Segment Start: PAGE TEXT

Coupled with the Rebuild button on the same page, an Admin user has
the power to delete the repository's entire
[blockchain](./blockchain.md)! This makes this feature a pretty good
razor in deciding whether to grant someone Admin capability: do you
trust that user to shun Fossil artifacts responsibly?
Realize that shunning is cooperative in Fossil. As long as there are
surviving repository clones, an Admin-only user who deletes the
whole blockchain has merely caused a nuisance. An Admin-only user
cannot permanently destroy the repository unless the Setup user has
been so silly as to have no up-to-date clones.
* **Moderation**: According to the power hierarchy laid out at the top
of this article, Admins are greater than Moderators, so control over
what Moderators can do clearly belongs to both Admins and to the
Setup user(s).
* **Status**: Although the Fossil `/stat` page is visible to every
user with Read capability, there are several additional things this
page gives access to when a user also has the Admin capability:
* <p>[Email alerts](./alerts.md) and [backoffice](./backoffice.md)

Segment End: PAGE TEXT

TASK OBJECTIVE: Transcribe the Fossil Admin capability text, everything from "Realize that shunning" down to "alerts](./alerts.md) and [backoffice](./backoffice.md)".

Segment Start: GIVEN DATA

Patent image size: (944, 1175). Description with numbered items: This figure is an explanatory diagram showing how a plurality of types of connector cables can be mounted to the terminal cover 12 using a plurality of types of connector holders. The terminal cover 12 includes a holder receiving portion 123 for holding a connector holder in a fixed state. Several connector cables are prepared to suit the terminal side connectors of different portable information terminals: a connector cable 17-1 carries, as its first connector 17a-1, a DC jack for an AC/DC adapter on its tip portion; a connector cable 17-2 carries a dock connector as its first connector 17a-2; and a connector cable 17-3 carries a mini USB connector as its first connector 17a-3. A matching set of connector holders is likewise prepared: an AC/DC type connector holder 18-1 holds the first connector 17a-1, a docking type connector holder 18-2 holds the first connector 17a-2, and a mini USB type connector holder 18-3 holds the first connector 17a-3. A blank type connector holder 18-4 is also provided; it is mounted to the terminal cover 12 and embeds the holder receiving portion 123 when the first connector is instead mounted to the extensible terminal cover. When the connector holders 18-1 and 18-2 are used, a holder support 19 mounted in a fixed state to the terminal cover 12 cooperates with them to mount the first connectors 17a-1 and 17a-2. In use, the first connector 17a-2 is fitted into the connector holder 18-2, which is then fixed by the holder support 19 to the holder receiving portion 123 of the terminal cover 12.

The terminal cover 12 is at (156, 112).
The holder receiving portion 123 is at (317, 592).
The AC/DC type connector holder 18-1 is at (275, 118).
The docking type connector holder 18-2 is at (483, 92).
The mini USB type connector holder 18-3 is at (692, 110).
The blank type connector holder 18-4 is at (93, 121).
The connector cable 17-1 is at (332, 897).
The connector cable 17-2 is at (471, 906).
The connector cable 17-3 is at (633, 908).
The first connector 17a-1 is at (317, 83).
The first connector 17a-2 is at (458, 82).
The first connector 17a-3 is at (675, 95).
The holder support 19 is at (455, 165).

Segment End: GIVEN DATA

SOLUTION TO THIS EXERCISE:
Realize that shunning is cooperative in Fossil. As long as there are
surviving repository clones, an Admin-only user who deletes the
whole blockchain has merely caused a nuisance. An Admin-only user
cannot permanently destroy the repository unless the Setup user has
been so silly as to have no up-to-date clones.
* **Moderation**: According to the power hierarchy laid out at the top
of this article, Admins are greater than Moderators, so control over
what Moderators can do clearly belongs to both Admins and to the
Setup user(s).
* **Status**: Although the Fossil `/stat` page is visible to every
user with Read capability, there are several additional things this
page gives access to when a user also has the Admin capability:
* <p>[Email alerts](./alerts.md) and [backoffice](./backoffice.md)